# [Aim]
Output the lines starting at the line that contains "doxygen-logo[interactable]: doxygen xyxy=(1781,799,1868,824)" and ending at the line that contains "tab-title: Justina Robocar" as a Markdown table with the columns n and Line, numbering each row and omitting blank lines.

# [Entries provided]
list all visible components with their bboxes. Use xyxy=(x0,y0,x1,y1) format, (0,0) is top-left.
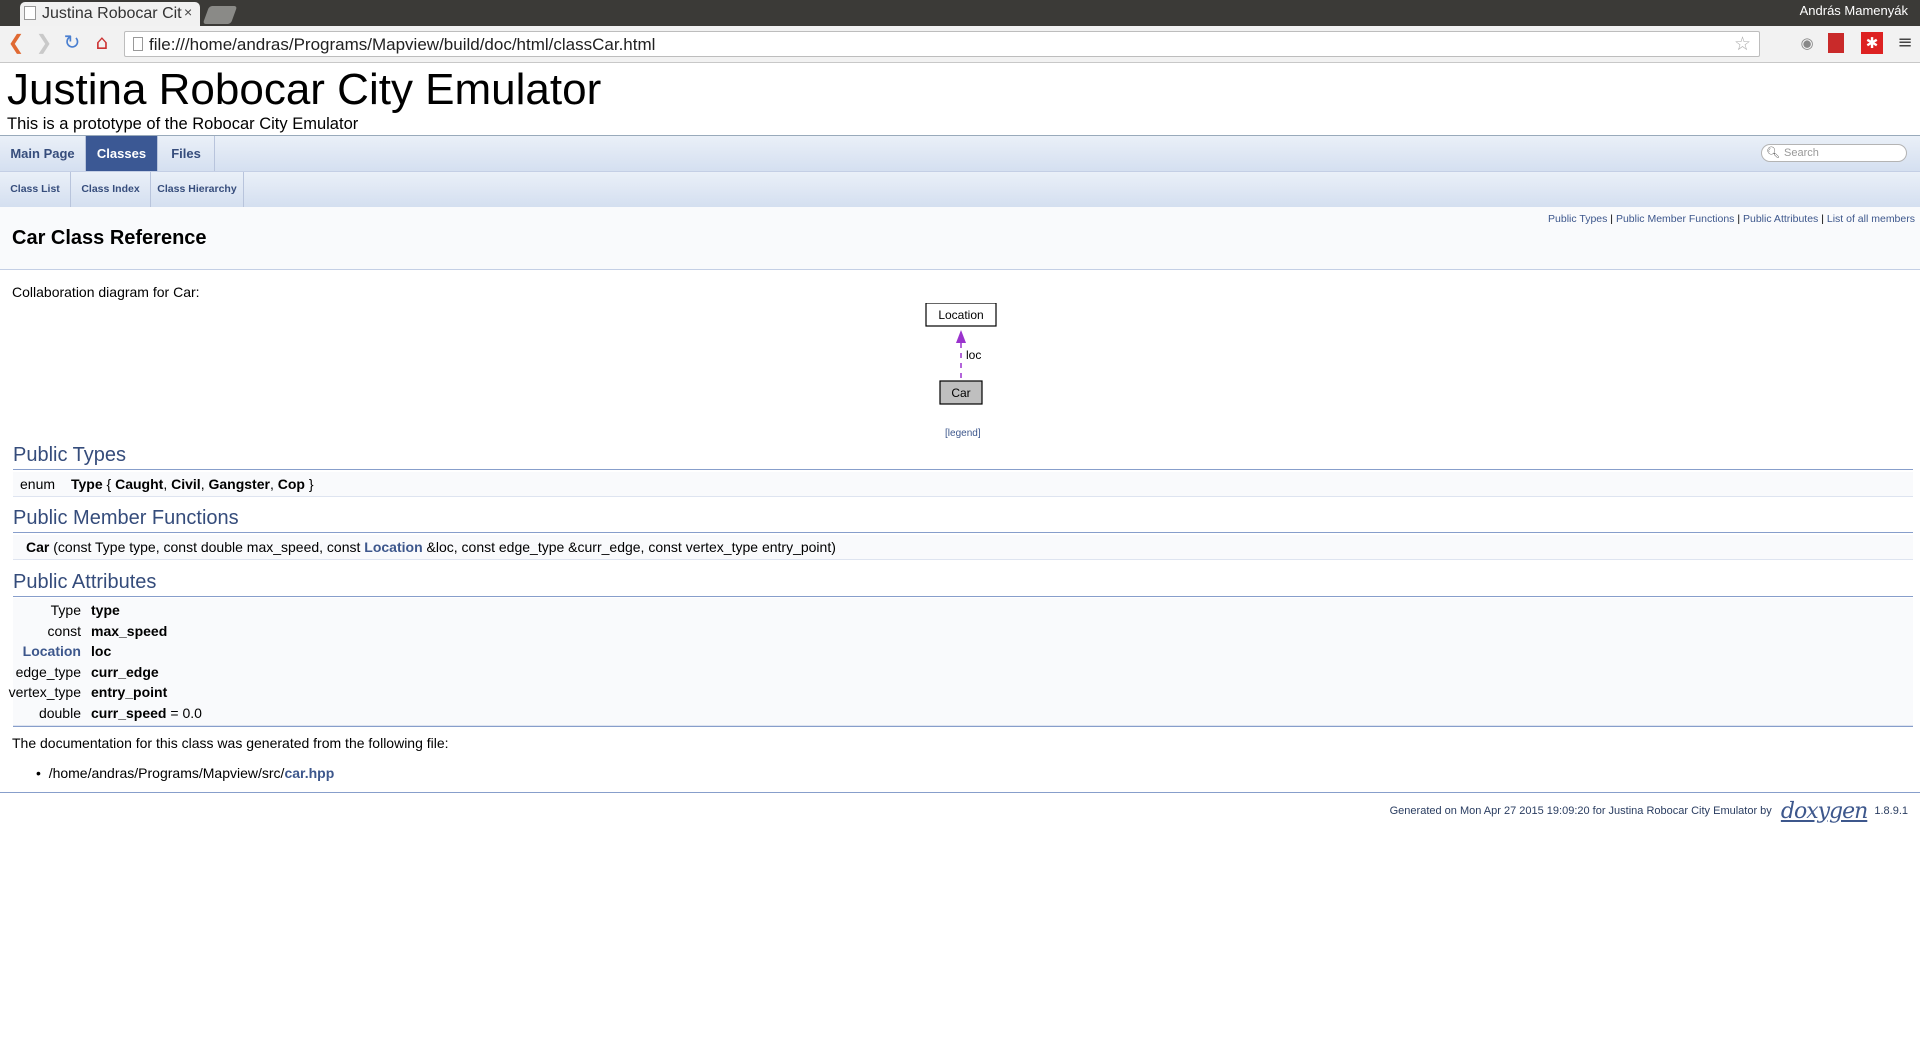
doxygen-logo[interactable]: doxygen xyxy=(1781,799,1868,824)
summary-link-public-member-functions[interactable]: Public Member Functions xyxy=(1616,213,1734,225)
public-types-heading: Public Types xyxy=(13,444,1913,470)
browser-tab[interactable]: Justina Robocar City Emulator × xyxy=(20,2,200,26)
reload-button[interactable]: ↻ xyxy=(60,30,84,54)
bookmark-star-icon[interactable]: ☆ xyxy=(1734,33,1751,55)
divider xyxy=(13,726,1913,727)
url-text: file:///home/andras/Programs/Mapview/bui… xyxy=(149,35,656,54)
project-name: Justina Robocar City Emulator xyxy=(7,65,602,114)
collab-label: Collaboration diagram for Car: xyxy=(12,284,200,300)
enum-value-gangster: Gangster xyxy=(208,476,270,492)
bookmark-extension-icon[interactable] xyxy=(1828,33,1844,53)
footer-version: 1.8.9.1 xyxy=(1874,805,1908,817)
tab-files[interactable]: Files xyxy=(158,136,215,172)
summary-link-public-attributes[interactable]: Public Attributes xyxy=(1743,213,1818,225)
function-name[interactable]: Car xyxy=(26,539,49,555)
search-icon: 🔍︎ xyxy=(1766,147,1780,159)
footer: Generated on Mon Apr 27 2015 19:09:20 fo… xyxy=(1390,799,1908,824)
user-profile-name[interactable]: András Mamenyák xyxy=(1800,3,1908,18)
main-nav: Main Page Classes Files 🔍︎ Search xyxy=(0,135,1920,172)
tab-class-index[interactable]: Class Index xyxy=(71,172,151,207)
source-file-path: /home/andras/Programs/Mapview/src/ xyxy=(48,765,285,781)
browser-titlebar: Justina Robocar City Emulator × András M… xyxy=(0,0,1920,26)
summary-link-public-types[interactable]: Public Types xyxy=(1548,213,1607,225)
collaboration-diagram: Location loc Car xyxy=(925,303,997,405)
project-brief: This is a prototype of the Robocar City … xyxy=(7,115,359,133)
tab-title: Justina Robocar City Emulator xyxy=(42,5,182,22)
public-member-functions-heading: Public Member Functions xyxy=(13,507,1913,533)
title-header: Public Types | Public Member Functions |… xyxy=(0,207,1920,270)
footer-divider xyxy=(0,792,1920,793)
enum-row: enum Type { Caught, Civil, Gangster, Cop… xyxy=(13,472,1913,497)
forward-button[interactable]: ❯ xyxy=(32,30,56,54)
attr-name[interactable]: curr_edge xyxy=(91,664,159,680)
attr-type: double xyxy=(38,705,81,721)
generated-from-text: The documentation for this class was gen… xyxy=(12,735,449,751)
function-row: Car (const Type type, const double max_s… xyxy=(13,535,1913,560)
address-bar[interactable]: file:///home/andras/Programs/Mapview/bui… xyxy=(124,31,1760,57)
attr-name[interactable]: type xyxy=(91,602,120,618)
browser-toolbar: ❮ ❯ ↻ ⌂ file:///home/andras/Programs/Map… xyxy=(0,26,1920,63)
tab-classes[interactable]: Classes xyxy=(86,136,158,172)
enum-value-caught: Caught xyxy=(115,476,164,492)
new-tab-button[interactable] xyxy=(202,6,238,24)
source-file-link[interactable]: car.hpp xyxy=(284,765,334,781)
download-extension-icon[interactable]: ◉ xyxy=(1796,32,1818,54)
back-button[interactable]: ❮ xyxy=(4,30,28,54)
edge-arrowhead xyxy=(956,330,966,343)
attribute-row: double curr_speed = 0.0 xyxy=(13,701,1913,726)
function-args-pre: (const Type type, const double max_speed… xyxy=(53,539,365,555)
enum-type-name: Type xyxy=(71,476,103,492)
search-input[interactable]: 🔍︎ Search xyxy=(1761,144,1907,162)
node-car-label: Car xyxy=(951,386,970,400)
tab-main-page[interactable]: Main Page xyxy=(0,136,86,172)
summary-links: Public Types | Public Member Functions |… xyxy=(1548,213,1915,225)
attr-initializer: = 0.0 xyxy=(166,705,202,721)
function-args-post: &loc, const edge_type &curr_edge, const … xyxy=(422,539,836,555)
location-link[interactable]: Location xyxy=(364,539,422,555)
summary-link-list-of-all-members[interactable]: List of all members xyxy=(1827,213,1915,225)
tab-class-hierarchy[interactable]: Class Hierarchy xyxy=(151,172,244,207)
footer-text: Generated on Mon Apr 27 2015 19:09:20 fo… xyxy=(1389,805,1772,817)
search-placeholder: Search xyxy=(1784,147,1819,159)
menu-icon[interactable]: ≡ xyxy=(1894,32,1916,54)
enum-keyword: enum xyxy=(20,476,56,492)
page-icon xyxy=(133,37,143,51)
node-location-label: Location xyxy=(938,308,983,322)
legend-link[interactable]: [legend] xyxy=(945,428,981,439)
tab-class-list[interactable]: Class List xyxy=(0,172,71,207)
tab-close-icon[interactable]: × xyxy=(184,4,192,20)
page-icon xyxy=(24,6,36,20)
asterisk-extension-icon[interactable]: ✱ xyxy=(1861,32,1883,54)
sub-nav: Class List Class Index Class Hierarchy xyxy=(0,171,1920,207)
enum-value-civil: Civil xyxy=(171,476,201,492)
source-file-item: • /home/andras/Programs/Mapview/src/car.… xyxy=(36,765,335,781)
attr-name[interactable]: max_speed xyxy=(91,623,167,639)
public-attributes-heading: Public Attributes xyxy=(13,571,1913,597)
legend-link-text[interactable]: legend xyxy=(948,428,978,439)
home-button[interactable]: ⌂ xyxy=(90,30,114,54)
attr-name[interactable]: loc xyxy=(91,643,111,659)
attr-name[interactable]: entry_point xyxy=(91,684,167,700)
edge-label: loc xyxy=(966,348,981,362)
attr-name[interactable]: curr_speed xyxy=(91,705,166,721)
doxygen-page: Justina Robocar City Emulator This is a … xyxy=(0,63,1920,1056)
enum-value-cop: Cop xyxy=(277,476,305,492)
page-title: Car Class Reference xyxy=(12,227,207,249)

# [Answer to this problem]
| n | Line |
|---|---|
| 1 | doxygen-logo[interactable]: doxygen xyxy=(1781,799,1868,824) |
| 2 | summary-link-public-member-functions[interactable]: Public Member Functions xyxy=(1616,213,1734,225) |
| 3 | public-types-heading: Public Types xyxy=(13,444,1913,470) |
| 4 | browser-tab[interactable]: Justina Robocar City Emulator × xyxy=(20,2,200,26) |
| 5 | reload-button[interactable]: ↻ xyxy=(60,30,84,54) |
| 6 | bookmark-star-icon[interactable]: ☆ xyxy=(1734,33,1751,55) |
| 7 | divider xyxy=(13,726,1913,727) |
| 8 | url-text: file:///home/andras/Programs/Mapview/bui… xyxy=(149,35,656,54) |
| 9 | project-name: Justina Robocar City Emulator xyxy=(7,65,602,114) |
| 10 | collab-label: Collaboration diagram for Car: xyxy=(12,284,200,300) |
| 11 | enum-value-gangster: Gangster xyxy=(208,476,270,492) |
| 12 | bookmark-extension-icon[interactable] xyxy=(1828,33,1844,53) |
| 13 | footer-version: 1.8.9.1 xyxy=(1874,805,1908,817) |
| 14 | tab-files[interactable]: Files xyxy=(158,136,215,172) |
| 15 | summary-link-public-attributes[interactable]: Public Attributes xyxy=(1743,213,1818,225) |
| 16 | function-name[interactable]: Car xyxy=(26,539,49,555) |
| 17 | search-icon: 🔍︎ xyxy=(1766,147,1780,159) |
| 18 | footer: Generated on Mon Apr 27 2015 19:09:20 fo… xyxy=(1390,799,1908,824) |
| 19 | user-profile-name[interactable]: András Mamenyák xyxy=(1800,3,1908,18) |
| 20 | main-nav: Main Page Classes Files 🔍︎ Search xyxy=(0,135,1920,172) |
| 21 | tab-class-index[interactable]: Class Index xyxy=(71,172,151,207) |
| 22 | source-file-path: /home/andras/Programs/Mapview/src/ xyxy=(48,765,285,781) |
| 23 | browser-titlebar: Justina Robocar City Emulator × András M… xyxy=(0,0,1920,26) |
| 24 | summary-link-public-types[interactable]: Public Types xyxy=(1548,213,1607,225) |
| 25 | collaboration-diagram: Location loc Car xyxy=(925,303,997,405) |
| 26 | project-brief: This is a prototype of the Robocar City … xyxy=(7,115,359,133) |
| 27 | tab-title: Justina Robocar City Emulator xyxy=(42,5,182,22) |